• **TASK GOAL**
Where a line holds the word "content", copy that line.
— Begin INFORMATION SUPPLIED —
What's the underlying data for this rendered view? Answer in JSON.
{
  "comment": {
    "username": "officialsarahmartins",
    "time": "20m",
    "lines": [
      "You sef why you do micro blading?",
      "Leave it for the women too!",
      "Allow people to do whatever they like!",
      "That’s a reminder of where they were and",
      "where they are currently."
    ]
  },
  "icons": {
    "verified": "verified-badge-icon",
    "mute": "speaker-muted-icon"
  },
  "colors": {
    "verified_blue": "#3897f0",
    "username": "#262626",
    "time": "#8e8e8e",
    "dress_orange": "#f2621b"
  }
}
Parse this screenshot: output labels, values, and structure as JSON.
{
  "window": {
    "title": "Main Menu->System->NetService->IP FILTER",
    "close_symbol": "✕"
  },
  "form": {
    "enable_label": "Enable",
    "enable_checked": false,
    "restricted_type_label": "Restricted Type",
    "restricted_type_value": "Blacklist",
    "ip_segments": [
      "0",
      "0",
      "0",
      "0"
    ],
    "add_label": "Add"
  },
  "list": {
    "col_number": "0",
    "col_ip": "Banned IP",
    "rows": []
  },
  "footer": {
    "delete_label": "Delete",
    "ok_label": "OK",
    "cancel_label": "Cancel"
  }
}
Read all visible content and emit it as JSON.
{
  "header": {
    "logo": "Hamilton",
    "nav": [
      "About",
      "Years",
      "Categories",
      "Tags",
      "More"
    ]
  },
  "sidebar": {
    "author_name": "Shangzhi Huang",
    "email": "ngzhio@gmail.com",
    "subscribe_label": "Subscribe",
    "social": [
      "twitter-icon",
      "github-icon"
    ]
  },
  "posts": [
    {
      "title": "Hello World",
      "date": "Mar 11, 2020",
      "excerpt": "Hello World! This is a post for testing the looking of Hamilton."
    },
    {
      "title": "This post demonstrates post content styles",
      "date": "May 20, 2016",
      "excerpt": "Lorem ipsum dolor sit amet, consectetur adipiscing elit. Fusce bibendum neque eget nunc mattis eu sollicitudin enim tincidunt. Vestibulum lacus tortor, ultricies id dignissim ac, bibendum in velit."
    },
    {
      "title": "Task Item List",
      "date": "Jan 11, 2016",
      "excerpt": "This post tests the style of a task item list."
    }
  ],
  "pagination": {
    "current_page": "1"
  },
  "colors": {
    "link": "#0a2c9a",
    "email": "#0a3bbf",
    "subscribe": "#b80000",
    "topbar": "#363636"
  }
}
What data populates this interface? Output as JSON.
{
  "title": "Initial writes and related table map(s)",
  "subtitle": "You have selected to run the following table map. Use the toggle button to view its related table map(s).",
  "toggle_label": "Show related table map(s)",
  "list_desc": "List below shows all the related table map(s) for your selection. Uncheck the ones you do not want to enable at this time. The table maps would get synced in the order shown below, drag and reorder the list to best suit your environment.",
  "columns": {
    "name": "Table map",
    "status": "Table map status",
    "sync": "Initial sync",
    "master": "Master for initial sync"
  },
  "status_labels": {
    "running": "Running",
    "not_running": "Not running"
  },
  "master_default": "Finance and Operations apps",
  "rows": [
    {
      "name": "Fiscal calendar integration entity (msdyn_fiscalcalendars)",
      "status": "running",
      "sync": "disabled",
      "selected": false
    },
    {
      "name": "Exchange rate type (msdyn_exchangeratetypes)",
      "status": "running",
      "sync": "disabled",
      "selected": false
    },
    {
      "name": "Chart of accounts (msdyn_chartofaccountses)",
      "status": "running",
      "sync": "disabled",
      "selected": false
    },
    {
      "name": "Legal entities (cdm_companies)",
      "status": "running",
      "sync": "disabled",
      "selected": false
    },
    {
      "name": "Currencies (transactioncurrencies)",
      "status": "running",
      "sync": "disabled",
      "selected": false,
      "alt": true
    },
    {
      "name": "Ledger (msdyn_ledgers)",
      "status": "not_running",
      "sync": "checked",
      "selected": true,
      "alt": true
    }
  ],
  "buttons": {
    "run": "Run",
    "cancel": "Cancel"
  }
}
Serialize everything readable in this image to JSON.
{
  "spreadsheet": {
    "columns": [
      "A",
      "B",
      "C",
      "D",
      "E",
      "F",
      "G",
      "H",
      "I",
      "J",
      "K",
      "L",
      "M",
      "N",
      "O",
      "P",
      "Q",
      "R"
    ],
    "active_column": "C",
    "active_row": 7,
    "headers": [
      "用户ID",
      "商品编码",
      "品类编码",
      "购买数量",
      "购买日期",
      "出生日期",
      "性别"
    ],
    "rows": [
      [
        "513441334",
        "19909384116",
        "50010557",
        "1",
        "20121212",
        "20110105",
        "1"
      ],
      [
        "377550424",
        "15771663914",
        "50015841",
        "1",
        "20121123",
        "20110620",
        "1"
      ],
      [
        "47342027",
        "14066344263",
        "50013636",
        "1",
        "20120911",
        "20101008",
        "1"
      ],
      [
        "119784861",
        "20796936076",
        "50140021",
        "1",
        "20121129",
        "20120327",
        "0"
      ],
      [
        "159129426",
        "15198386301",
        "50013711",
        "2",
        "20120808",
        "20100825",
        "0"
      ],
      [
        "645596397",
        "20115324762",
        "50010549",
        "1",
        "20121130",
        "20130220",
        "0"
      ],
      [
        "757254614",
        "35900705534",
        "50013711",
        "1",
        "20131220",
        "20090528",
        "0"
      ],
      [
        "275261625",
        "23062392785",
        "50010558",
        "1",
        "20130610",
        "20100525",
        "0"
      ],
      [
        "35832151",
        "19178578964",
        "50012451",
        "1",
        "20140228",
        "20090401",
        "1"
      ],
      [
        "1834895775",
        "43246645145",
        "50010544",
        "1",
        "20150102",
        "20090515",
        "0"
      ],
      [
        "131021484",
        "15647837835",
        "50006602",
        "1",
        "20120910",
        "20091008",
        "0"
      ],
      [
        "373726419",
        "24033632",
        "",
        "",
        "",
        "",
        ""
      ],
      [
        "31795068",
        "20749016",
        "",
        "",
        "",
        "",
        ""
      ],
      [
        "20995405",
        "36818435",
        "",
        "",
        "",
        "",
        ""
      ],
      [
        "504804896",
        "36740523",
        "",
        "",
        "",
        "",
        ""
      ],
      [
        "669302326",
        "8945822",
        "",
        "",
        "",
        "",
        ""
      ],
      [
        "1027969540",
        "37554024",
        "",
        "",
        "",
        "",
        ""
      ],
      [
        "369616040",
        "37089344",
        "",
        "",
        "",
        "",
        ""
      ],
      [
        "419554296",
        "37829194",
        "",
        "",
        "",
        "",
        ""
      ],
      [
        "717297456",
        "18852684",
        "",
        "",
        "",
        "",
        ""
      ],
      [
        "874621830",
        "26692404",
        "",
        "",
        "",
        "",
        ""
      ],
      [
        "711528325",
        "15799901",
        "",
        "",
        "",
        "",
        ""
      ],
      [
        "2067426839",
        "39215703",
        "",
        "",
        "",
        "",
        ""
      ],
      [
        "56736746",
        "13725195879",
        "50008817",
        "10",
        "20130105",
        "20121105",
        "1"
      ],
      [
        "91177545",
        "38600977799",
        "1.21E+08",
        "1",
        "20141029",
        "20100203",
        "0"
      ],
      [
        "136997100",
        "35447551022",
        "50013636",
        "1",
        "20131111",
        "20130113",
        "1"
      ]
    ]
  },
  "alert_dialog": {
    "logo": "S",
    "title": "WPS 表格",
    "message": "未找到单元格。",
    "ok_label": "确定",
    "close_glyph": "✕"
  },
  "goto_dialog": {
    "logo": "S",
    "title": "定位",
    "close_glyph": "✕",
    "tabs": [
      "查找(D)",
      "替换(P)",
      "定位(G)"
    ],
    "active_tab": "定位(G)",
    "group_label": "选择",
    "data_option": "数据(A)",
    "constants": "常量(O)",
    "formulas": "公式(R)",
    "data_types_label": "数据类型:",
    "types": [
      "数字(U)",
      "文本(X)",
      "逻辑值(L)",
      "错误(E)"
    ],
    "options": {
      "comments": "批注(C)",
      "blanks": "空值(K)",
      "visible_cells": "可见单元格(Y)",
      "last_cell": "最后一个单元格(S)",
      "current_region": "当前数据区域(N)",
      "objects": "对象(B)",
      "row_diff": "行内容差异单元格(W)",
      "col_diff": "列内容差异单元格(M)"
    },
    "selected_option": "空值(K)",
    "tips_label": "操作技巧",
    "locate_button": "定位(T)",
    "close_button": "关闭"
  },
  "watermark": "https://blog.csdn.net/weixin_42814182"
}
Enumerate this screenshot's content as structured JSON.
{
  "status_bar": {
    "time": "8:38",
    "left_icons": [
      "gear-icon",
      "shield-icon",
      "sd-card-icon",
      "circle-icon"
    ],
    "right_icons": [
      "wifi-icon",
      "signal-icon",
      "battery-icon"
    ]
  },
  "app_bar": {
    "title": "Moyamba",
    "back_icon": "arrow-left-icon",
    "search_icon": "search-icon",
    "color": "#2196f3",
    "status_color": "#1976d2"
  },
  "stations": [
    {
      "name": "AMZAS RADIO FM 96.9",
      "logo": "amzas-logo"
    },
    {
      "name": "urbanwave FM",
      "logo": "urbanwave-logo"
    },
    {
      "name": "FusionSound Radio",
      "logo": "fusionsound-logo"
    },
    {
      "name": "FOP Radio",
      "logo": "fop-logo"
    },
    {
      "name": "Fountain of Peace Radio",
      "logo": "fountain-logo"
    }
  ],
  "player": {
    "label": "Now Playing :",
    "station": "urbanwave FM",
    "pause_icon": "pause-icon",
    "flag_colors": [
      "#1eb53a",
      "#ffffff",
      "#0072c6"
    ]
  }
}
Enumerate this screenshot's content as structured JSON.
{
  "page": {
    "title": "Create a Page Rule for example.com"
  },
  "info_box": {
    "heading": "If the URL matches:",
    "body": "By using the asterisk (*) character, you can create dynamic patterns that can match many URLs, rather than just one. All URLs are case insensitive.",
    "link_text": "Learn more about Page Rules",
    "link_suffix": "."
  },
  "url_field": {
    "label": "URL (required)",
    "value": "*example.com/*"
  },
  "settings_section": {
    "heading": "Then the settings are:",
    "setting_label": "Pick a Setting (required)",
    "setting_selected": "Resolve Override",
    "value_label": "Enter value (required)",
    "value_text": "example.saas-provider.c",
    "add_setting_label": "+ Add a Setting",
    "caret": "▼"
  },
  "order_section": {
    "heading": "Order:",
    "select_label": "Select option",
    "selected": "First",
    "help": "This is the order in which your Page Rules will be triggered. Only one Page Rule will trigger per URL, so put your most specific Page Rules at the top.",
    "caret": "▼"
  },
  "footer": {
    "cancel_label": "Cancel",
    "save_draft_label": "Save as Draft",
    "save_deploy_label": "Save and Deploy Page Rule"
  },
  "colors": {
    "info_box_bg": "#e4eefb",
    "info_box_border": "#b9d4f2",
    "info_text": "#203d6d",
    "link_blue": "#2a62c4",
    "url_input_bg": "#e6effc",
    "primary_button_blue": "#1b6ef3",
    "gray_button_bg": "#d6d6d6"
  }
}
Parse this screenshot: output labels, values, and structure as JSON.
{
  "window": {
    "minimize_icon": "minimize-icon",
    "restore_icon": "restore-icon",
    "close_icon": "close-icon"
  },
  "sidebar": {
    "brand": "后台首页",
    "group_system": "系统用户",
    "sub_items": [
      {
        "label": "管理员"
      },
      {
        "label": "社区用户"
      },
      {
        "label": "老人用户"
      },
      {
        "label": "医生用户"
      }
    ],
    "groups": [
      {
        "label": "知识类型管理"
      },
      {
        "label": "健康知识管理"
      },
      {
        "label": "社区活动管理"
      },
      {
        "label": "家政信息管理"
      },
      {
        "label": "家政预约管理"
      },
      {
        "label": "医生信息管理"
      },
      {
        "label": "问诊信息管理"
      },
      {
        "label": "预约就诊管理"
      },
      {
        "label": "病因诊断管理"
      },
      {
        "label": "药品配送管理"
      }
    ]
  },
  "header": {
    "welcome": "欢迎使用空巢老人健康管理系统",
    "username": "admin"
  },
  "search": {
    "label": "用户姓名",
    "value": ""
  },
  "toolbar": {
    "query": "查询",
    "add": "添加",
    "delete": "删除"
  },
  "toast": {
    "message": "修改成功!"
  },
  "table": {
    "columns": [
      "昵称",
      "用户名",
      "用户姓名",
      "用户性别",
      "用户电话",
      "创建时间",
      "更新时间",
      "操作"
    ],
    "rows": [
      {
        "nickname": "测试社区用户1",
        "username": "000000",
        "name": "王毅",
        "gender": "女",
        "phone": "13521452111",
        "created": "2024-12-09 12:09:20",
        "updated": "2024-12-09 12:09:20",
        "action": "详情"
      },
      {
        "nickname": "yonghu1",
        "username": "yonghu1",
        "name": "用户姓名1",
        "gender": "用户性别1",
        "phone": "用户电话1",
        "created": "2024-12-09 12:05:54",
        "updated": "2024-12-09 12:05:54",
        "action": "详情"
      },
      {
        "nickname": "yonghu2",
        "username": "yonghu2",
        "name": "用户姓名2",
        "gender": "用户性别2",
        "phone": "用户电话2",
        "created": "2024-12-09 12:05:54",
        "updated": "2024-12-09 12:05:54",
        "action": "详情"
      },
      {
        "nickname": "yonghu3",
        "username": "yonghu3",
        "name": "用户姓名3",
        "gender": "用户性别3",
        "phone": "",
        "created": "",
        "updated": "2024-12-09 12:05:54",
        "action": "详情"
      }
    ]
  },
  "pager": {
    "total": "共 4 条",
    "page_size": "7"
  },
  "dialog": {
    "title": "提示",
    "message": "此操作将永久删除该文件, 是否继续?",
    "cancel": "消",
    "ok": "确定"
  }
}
— End INFORMATION SUPPLIED —
• **ANSWER FOR THIS EXERCISE**
Read all visible content and emit it as JSON.
      "title": "This post demonstrates post content styles",
Enumerate this screenshot's content as structured JSON.
Enumerate this screenshot's content as structured JSON.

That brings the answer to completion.